[TEXT PROVIDED]:
--

In particular, the risk is that overpowered studies may lead modelers to notice effects so small that are not worth considering. Mone et al. (1996, p. 115) clearly state that “Excessively large samples [...] raise a serious concern [...] of oversensitivity to trivial or irrelevant findings.” This happens when secondary or marginal elements appear to be statistically significant, just because of very large samples. What we are trying to convey may appear clearer when one fixes $\alpha$ and $\beta$ and looks at the relation between sample size n and effect size (ES). The larger the ES between two configurations of parameters the least runs are needed to reach the stated values of $\alpha$ and $\beta$; conversely, the smaller the ES the larger the number of runs. This implies that, when the number of runs increases for fixed $\alpha$ and $\beta$, hypothesis testing procedures associated with a very small ES will reach the stated values of $\alpha$ and $\beta$.

Consequently, researchers may end up not being able to distinguish between more or less important effects because both of them appear statistically significant.^{Footnote 6}

This consequence of excessive power is rarely stressed in statistical textbooks, but notable exceptions are DeGroot (1986, p. 497), Bickel and Doksum (2001, p. 231) and Larsen and Marx (2012, p. 383).^{Footnote 7} The topic is more often brought to the fore in applied statistics (Hochster 2008; McPhaul and Toto 2012, p. 61).

All in all, overpowered simulations end up being less reliable than appropriately powered simulations. This is not to state that results are to be discarded completely but they are less sound than better calibrated simulations. This property can be turned to good account in order to test how a model performs under extreme or boundary conditions. After obtaining the number of runs via power analysis and testing different parameter configurations, researchers have a first set of results. The following step would be to indiscriminately increment the number of runs to reach overpower with the purpose of testing when previously irrelevant (insignificant) results become statistically significant, if they do. This procedure would give modelers two pieces of information at least: (a) it is a “stress” test for the model and, as such, it may reveal modeling inaccuracies or faults (referred to as ‘faulty design’ for underpowered studies above), and (b) it allows researchers to have a better understanding of how/when a particular set of conditions is meaningful to the modeling effort. Of course, this is feasible only when the simulation is not time consuming.^{Footnote 8}

As our results seem to suggest, this risk of overpower is very significant for ABM research, where the ease of producing additional runs of the model may affect how “clean” and “relevant” results are (Chase and Tucker 1976; Lykken 1968). Appropriate sample size chosen in accordance with a prescribed level of power may be the answer to get clean data. Another implication of our results seems to suggest that there is no clear indication on how to implement statistical power analysis in ABM research. This may be at the basis of most studies not reporting power or misunderstanding the importance of number of runs determination. The following subsection is dedicated to this specific point and it shows two formulas we derived for sample size calculations for agent-based models.

--

[EXCERPTED RECORDS]:
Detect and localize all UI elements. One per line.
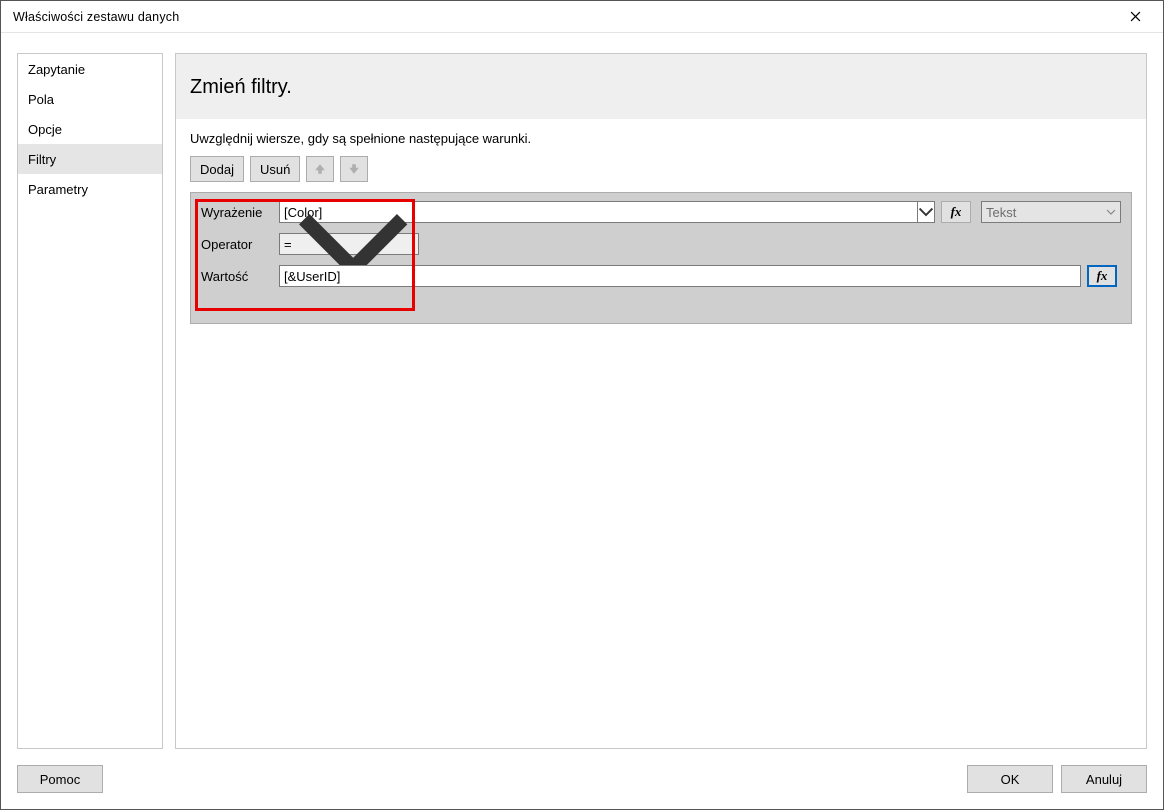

--

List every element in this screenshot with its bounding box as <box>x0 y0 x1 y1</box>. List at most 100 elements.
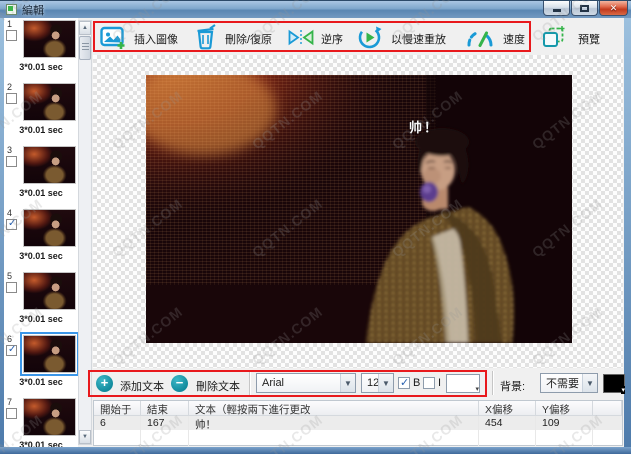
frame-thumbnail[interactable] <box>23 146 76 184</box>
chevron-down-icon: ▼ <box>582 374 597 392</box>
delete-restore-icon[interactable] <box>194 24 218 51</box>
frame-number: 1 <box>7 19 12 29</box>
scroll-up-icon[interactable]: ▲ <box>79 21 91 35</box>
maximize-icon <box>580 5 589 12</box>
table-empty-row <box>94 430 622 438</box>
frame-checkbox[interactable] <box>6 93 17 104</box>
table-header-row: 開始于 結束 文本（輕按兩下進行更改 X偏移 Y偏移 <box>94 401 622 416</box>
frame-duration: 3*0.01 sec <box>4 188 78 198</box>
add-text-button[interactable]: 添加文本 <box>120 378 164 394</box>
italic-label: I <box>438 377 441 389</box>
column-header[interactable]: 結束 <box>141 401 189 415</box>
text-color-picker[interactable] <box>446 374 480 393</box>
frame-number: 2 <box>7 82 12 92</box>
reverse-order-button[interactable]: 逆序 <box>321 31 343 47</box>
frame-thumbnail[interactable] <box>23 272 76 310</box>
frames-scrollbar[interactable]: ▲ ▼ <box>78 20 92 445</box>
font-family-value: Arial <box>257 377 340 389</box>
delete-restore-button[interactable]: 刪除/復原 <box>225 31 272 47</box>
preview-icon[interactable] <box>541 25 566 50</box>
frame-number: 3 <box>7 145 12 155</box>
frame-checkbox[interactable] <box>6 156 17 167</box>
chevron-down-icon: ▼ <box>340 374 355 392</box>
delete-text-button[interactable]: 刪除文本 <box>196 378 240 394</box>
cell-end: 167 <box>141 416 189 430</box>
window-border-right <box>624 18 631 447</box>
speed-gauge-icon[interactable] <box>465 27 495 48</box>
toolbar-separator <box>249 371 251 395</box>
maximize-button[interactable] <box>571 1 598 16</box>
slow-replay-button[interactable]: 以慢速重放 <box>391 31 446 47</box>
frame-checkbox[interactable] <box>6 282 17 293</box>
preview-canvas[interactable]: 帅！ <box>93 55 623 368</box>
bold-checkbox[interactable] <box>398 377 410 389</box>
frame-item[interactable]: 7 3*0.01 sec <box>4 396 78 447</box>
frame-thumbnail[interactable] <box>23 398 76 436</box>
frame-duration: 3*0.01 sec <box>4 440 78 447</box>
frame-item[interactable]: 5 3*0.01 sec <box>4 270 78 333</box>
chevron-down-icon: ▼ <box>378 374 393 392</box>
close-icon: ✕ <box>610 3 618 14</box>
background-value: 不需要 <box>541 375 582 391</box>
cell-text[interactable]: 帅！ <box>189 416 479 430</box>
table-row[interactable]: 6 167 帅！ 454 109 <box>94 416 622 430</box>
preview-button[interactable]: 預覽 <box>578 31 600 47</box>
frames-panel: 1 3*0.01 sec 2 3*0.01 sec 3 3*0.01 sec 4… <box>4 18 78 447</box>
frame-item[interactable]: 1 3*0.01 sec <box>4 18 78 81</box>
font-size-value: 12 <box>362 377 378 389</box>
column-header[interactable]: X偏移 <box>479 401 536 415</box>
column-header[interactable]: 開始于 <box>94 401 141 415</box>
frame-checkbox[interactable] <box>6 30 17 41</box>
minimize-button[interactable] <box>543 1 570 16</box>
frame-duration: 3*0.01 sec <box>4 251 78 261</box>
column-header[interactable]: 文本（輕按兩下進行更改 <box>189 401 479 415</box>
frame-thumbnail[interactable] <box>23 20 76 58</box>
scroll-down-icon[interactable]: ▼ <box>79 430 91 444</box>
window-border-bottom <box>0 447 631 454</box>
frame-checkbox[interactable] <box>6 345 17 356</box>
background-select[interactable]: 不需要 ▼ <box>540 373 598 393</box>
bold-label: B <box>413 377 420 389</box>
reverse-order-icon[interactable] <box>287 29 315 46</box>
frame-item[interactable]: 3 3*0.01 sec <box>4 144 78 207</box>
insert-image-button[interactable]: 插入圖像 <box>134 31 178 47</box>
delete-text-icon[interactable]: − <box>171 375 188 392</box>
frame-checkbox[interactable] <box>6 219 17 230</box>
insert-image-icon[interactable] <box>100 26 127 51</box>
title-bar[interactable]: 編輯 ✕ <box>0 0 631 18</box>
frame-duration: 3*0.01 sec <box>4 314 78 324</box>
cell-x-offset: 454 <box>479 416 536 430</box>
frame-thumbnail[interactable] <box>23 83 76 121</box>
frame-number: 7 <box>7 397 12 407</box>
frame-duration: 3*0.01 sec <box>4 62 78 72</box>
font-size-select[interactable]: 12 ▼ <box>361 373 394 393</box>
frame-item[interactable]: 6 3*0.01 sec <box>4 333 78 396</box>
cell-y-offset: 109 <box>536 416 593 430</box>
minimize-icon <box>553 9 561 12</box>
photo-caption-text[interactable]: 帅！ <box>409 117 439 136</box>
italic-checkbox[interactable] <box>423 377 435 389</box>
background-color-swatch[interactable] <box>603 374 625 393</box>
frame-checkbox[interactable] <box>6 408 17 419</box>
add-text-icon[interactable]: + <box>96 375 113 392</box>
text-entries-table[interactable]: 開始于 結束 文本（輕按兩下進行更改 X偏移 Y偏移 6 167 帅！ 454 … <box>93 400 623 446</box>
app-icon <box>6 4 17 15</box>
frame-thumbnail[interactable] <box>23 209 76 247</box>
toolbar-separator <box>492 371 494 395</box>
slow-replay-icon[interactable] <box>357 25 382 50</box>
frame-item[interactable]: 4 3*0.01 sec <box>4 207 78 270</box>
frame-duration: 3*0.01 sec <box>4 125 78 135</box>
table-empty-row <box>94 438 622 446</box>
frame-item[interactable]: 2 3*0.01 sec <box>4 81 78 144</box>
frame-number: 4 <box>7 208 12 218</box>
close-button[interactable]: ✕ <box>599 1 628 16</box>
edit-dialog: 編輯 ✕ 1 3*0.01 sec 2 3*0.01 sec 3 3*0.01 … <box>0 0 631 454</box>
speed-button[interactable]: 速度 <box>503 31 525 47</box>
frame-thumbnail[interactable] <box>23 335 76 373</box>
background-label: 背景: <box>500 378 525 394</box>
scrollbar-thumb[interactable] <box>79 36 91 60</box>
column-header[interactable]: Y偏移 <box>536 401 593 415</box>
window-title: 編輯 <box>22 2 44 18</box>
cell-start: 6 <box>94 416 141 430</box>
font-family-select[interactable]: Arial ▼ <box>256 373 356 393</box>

--

[INSTRUCTIONS]:
**A.** Translate this sentence from the passage on statistical power in simulations into Spanish: "All in all, overpowered simulations end up being less reliable than appropriately powered simulations."
**B.** Pick up the passage on statistical power in simulations after its final sentence and write what comes next.

[RESULTS]:
**A.** En resumen, las simulaciones con exceso de potencia acaban siendo menos fiables que las simulaciones con una potencia adecuada.

**B.**
5 Two new formulas for the determination of the number of runs

In ABM, the researcher has direct control over more factors than in most traditional data collection situations (e.g., real experiments, surveys, etc.), because parameter values have been chosen by the researcher and the incremental cost of adding further observations to the sample is generally low. Despite this, the previous sections delineated a situation in which most papers fail to achieve the most elementary power requirements. On the one hand, this is probably due to the fact that most researchers are unaware of the concept of power and of its importance in sample size determination. On the other hand, formulas helping researchers in the determination of the sample size as a function of power are not readily available in the literature.

Apart from the classic and computationally-demanding method of numerically inverting the formula for the power, popularized by Cohen and embodied in the package in , it is customary (Norman and Streiner 1998, pp. 214–215) to approach the multivariate case by reducing it to the univariate, covered in Lehr’s formula (Lehr 1992).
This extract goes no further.